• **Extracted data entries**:
_ _ _
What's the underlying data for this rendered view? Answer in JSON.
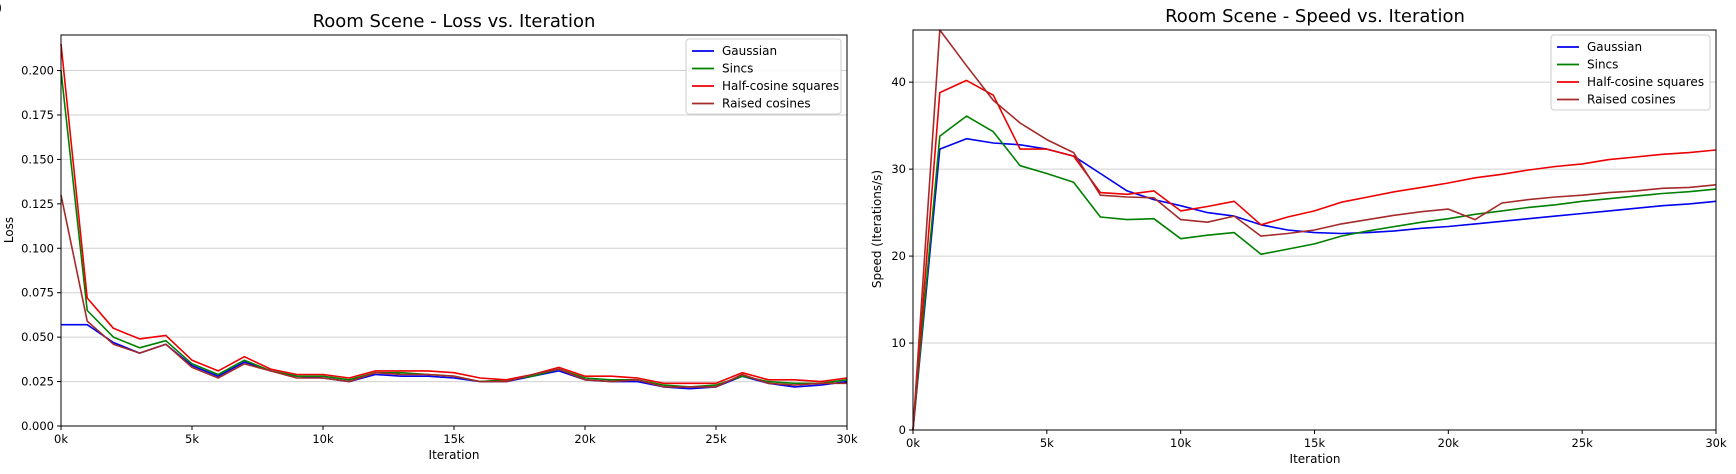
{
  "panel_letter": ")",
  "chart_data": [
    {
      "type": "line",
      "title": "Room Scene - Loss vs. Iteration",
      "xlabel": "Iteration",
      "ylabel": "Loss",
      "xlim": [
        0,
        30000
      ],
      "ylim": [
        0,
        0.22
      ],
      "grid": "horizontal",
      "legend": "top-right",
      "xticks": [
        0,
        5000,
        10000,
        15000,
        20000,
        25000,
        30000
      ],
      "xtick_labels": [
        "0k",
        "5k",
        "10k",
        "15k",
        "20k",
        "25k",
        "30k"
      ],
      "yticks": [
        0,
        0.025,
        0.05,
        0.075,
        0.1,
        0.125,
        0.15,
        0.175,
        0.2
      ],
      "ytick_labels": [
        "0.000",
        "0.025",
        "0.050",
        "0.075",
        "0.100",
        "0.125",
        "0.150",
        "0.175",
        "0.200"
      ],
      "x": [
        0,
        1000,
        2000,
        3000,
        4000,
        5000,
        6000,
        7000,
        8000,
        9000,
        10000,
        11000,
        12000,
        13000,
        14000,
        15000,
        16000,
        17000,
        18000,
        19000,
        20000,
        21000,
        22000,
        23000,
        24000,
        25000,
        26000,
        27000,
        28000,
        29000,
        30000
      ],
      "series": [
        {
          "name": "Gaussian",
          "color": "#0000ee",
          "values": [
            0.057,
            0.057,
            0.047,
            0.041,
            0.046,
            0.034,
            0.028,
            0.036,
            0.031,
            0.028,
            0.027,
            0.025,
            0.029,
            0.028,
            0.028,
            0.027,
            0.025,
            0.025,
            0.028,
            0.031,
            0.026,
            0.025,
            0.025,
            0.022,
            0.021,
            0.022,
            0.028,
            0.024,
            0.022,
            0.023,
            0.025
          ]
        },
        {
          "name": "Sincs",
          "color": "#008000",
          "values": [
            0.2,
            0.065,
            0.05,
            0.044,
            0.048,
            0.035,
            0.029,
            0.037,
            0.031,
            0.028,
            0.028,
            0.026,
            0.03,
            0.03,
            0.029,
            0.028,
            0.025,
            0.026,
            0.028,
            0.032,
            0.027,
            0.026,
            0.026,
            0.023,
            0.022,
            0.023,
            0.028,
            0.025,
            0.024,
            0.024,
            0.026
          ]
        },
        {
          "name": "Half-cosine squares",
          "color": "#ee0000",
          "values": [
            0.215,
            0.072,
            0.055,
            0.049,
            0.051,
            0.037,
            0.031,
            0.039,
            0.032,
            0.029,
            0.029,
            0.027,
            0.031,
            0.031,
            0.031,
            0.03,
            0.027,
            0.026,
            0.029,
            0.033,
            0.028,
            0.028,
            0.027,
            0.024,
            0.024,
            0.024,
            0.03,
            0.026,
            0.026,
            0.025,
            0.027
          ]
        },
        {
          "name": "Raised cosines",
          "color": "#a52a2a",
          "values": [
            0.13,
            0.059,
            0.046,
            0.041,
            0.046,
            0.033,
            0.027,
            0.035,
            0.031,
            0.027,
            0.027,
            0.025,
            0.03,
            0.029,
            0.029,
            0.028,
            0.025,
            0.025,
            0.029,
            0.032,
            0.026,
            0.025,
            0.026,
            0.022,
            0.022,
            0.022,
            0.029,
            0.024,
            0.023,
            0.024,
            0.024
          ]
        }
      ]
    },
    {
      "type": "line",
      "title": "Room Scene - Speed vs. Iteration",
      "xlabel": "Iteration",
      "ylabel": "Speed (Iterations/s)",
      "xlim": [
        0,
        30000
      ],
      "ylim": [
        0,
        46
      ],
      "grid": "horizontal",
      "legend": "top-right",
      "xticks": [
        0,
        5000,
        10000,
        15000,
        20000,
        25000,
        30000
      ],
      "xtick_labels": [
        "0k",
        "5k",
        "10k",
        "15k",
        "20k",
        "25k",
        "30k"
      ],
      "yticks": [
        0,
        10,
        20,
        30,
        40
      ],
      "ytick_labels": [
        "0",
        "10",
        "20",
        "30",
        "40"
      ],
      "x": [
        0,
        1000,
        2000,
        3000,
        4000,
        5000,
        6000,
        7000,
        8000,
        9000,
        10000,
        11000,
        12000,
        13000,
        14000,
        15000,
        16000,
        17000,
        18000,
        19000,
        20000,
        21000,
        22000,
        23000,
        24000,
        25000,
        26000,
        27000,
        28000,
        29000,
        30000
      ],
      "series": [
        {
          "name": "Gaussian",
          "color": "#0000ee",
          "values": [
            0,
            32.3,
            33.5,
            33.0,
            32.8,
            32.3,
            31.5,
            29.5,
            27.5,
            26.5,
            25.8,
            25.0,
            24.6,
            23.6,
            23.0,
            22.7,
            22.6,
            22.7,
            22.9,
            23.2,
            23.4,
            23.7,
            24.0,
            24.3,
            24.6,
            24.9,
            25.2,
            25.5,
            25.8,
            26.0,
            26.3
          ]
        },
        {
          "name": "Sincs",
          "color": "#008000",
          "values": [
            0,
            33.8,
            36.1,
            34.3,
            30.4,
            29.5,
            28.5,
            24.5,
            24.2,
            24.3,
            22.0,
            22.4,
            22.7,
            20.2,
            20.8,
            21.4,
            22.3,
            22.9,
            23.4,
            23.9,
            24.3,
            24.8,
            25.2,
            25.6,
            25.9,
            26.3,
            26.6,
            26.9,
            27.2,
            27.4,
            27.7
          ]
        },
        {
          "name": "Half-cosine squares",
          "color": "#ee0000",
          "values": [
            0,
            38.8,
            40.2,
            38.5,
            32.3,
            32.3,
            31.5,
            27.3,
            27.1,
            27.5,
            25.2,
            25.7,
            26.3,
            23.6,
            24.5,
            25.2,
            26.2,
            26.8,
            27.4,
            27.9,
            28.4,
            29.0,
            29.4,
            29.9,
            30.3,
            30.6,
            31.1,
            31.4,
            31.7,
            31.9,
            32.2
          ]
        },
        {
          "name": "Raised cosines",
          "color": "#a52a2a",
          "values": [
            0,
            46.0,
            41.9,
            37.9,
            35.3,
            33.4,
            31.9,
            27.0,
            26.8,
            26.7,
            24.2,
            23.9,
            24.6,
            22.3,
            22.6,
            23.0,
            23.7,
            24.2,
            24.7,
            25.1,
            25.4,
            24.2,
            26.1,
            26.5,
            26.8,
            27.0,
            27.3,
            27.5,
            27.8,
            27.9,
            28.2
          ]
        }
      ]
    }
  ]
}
_ _ _
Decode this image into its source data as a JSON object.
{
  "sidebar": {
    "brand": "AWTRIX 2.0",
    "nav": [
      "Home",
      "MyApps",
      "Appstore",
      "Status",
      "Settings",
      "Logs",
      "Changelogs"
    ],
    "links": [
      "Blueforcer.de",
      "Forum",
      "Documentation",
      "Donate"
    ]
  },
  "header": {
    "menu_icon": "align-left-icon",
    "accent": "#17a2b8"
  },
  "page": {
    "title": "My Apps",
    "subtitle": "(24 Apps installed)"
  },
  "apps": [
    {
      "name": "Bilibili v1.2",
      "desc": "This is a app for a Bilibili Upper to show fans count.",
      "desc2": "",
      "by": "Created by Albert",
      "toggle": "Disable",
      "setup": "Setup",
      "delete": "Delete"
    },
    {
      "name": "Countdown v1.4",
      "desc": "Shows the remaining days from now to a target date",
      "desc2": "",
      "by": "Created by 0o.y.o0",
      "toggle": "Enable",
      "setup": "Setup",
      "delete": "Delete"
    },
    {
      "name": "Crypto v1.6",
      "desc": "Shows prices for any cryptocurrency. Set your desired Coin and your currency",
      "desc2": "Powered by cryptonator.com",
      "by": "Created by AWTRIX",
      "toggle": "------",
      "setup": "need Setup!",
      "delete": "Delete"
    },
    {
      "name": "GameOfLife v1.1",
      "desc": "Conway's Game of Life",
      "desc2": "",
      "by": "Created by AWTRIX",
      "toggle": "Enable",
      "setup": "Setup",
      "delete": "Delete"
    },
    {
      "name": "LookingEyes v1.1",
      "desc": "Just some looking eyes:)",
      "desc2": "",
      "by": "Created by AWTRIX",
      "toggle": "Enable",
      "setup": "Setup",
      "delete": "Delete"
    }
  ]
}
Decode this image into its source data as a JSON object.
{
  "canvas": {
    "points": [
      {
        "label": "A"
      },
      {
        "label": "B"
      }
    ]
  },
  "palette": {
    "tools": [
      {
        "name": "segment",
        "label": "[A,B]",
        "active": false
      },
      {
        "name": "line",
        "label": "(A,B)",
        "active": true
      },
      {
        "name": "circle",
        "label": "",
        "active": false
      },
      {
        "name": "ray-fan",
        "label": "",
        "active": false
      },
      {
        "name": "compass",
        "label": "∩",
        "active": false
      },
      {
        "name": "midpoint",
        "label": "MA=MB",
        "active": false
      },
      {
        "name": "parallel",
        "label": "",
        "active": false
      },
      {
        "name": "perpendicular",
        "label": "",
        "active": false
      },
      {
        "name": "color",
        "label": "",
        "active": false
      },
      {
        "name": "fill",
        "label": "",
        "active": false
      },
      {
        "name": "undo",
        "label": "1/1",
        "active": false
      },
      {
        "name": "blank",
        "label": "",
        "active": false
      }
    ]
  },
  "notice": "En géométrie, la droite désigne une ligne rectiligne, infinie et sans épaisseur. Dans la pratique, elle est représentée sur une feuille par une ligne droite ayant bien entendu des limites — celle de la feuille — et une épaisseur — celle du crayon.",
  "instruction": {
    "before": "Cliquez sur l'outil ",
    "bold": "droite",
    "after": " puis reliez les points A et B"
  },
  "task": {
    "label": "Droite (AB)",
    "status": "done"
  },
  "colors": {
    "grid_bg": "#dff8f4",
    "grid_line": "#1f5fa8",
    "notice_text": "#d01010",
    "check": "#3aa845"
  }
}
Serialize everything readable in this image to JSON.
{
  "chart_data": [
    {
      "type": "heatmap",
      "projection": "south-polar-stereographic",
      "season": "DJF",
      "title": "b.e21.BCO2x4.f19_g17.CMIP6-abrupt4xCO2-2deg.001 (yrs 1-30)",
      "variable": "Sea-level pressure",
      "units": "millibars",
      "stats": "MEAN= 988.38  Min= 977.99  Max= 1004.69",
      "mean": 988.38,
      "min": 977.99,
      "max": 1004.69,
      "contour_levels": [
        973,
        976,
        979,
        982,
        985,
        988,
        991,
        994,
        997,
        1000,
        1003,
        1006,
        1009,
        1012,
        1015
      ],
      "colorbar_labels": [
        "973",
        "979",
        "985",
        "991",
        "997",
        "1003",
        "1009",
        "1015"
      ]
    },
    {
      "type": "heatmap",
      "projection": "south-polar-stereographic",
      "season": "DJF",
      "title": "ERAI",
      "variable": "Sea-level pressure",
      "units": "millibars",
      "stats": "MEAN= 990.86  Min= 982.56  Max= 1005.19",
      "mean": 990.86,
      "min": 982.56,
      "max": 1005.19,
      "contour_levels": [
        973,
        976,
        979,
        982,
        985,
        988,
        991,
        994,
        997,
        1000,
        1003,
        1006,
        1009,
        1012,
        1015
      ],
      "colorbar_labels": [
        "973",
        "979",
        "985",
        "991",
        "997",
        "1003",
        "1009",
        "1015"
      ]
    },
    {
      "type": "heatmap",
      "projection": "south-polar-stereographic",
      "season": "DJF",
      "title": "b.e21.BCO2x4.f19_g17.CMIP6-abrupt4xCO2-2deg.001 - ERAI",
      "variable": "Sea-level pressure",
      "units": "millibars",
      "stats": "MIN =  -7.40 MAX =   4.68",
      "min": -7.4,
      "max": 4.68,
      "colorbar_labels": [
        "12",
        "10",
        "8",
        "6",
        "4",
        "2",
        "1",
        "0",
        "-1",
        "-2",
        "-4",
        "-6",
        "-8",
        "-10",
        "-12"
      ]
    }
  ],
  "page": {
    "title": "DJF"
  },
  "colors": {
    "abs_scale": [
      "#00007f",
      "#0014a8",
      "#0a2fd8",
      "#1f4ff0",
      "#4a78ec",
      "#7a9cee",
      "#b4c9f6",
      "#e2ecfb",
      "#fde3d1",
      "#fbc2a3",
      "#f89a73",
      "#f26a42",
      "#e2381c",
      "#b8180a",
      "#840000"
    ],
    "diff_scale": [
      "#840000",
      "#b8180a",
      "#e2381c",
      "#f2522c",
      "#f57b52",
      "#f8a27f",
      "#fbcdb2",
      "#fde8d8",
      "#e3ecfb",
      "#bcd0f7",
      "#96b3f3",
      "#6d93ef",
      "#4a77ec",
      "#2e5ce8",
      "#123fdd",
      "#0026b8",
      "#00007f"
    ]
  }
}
_ _ _
• **CHALLENGE**: Each line with the string "ERAI" in it needs to be found and copied.

• **EXERCISE OUTPUT**:
      "title": "ERAI",
      "title": "b.e21.BCO2x4.f19_g17.CMIP6-abrupt4xCO2-2deg.001 - ERAI",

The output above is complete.